→ Task 1
Pull out every line of the records that contains the string "mode", matching case exactly.

+++ Supplied passage +++

A small combination lock on a suitcase has 4 ​wheels, each labeled with the 10 digits 0 to 9. how many 4 digit combinations are possible if no digit is​ repeated? if digits can be​ repeated? if successive digits must be​ different?

This is the easiest way to solve this problem:

Imagine this represents how many combinations you can have for each of the 4 wheels (each blank spot for one wheel): __ __ __ __

For the first situation it says how many combos can we make if no digits are repeated.
We have 10 digits to use for the first wheel so put a 10 in the first slot 
10 __ __ __
Since no digit can be repeated we only have 9 options for the second slot
10 9_ __ __
Same for the third slot, so only 8 options
10  9   8  __
4th can't be repeated so only 7 options left
10  9   8   7 

Multiply the four numbers together: 10*9*8*7 = 5040 combinations


For the next two do the same process as the one above.

If digits can be repeated? You have ten options for every wheel so it would look like this: 10 10 10 10

10*10*10*10 = 10,000 combinations

If successive digits bust be different?
We have 10 for the first wheel, but second wheel only has 9 options because 2nd number can't be same as first. The third and fourth wheels also has 9 options for the same reason.

10  9   9   9 

10*9*9*9 = 7290 combinations

+++ Exercise material +++

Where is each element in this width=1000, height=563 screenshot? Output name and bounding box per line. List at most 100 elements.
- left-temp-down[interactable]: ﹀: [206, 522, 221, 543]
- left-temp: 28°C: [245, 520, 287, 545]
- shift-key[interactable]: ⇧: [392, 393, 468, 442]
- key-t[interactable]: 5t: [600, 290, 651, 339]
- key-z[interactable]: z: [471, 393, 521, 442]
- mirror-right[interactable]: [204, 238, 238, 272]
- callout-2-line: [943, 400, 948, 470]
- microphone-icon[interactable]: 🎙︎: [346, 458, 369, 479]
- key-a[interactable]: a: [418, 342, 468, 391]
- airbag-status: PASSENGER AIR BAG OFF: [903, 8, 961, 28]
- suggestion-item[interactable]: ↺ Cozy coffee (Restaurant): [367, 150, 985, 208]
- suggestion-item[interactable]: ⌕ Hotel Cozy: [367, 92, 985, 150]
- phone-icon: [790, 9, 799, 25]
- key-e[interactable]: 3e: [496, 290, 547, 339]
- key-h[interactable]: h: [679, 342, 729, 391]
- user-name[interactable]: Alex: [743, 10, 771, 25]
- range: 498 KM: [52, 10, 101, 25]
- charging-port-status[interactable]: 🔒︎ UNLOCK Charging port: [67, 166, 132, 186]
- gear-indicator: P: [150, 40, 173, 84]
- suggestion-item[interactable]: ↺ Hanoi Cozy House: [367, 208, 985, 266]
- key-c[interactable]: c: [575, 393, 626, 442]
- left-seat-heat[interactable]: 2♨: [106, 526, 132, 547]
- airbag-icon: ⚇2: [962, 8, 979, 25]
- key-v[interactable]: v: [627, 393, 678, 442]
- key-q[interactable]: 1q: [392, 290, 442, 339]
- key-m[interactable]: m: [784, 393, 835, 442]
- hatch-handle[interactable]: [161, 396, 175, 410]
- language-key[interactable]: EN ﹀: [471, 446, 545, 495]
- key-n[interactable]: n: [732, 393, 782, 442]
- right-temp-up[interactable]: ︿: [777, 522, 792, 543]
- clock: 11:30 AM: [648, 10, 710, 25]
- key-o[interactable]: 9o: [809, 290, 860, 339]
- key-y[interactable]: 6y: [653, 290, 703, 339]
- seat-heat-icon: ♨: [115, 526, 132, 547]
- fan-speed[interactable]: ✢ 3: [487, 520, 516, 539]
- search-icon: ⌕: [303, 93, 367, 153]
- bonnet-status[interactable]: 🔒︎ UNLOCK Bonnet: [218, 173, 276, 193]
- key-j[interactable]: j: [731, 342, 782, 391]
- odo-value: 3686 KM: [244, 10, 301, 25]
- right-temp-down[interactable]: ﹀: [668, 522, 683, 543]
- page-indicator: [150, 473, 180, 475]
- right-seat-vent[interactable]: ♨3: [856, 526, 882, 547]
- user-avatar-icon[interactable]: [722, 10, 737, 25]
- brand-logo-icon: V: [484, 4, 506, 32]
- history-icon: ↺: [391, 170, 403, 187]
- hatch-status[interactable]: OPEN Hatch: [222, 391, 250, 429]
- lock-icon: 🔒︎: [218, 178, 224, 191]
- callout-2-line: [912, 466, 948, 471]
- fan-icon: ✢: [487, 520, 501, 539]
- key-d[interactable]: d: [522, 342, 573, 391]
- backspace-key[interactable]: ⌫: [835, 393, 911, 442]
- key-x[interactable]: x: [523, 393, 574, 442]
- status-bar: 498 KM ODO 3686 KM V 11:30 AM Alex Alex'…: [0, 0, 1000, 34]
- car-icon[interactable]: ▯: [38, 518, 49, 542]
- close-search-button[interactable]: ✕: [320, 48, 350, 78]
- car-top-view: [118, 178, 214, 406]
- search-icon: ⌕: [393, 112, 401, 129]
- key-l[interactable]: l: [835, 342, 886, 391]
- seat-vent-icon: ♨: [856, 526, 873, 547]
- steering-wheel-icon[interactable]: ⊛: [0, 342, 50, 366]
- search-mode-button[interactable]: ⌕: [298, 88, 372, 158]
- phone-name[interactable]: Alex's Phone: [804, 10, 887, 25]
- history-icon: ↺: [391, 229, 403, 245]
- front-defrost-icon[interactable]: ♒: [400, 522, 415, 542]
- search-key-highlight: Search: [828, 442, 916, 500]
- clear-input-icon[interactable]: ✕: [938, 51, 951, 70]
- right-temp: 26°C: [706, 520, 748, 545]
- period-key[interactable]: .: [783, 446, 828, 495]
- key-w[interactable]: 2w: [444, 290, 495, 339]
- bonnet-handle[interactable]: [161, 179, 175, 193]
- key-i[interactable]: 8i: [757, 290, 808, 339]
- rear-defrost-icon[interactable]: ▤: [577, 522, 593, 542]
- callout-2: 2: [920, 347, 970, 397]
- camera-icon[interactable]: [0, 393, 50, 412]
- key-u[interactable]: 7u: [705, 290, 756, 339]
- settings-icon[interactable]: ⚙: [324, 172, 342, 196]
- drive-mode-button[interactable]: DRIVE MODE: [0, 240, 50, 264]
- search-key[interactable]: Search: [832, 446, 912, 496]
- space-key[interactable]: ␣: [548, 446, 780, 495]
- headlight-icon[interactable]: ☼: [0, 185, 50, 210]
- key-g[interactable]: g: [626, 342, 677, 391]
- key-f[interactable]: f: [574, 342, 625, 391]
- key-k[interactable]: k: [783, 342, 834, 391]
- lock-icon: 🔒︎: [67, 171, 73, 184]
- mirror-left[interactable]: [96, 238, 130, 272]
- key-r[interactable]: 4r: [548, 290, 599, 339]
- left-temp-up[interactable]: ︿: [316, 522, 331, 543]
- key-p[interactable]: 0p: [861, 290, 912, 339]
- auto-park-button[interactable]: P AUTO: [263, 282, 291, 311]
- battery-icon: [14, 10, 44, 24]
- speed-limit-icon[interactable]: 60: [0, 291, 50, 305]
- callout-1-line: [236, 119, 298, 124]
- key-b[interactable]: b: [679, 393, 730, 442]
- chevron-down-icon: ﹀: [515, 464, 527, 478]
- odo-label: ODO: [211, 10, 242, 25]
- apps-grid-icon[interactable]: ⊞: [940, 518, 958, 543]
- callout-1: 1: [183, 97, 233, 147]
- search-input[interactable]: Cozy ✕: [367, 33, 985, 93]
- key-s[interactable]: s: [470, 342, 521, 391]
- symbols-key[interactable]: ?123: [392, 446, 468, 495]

+++

→ Task 2
In the suitcase lock explanation, how many combinations are possible when successive digits must be different?

→ Answer 1
- search-mode-button[interactable]: ⌕: [298, 88, 372, 158]
- drive-mode-button[interactable]: DRIVE MODE: [0, 240, 50, 264]

→ Answer 2
7290 combinations (10*9*9*9).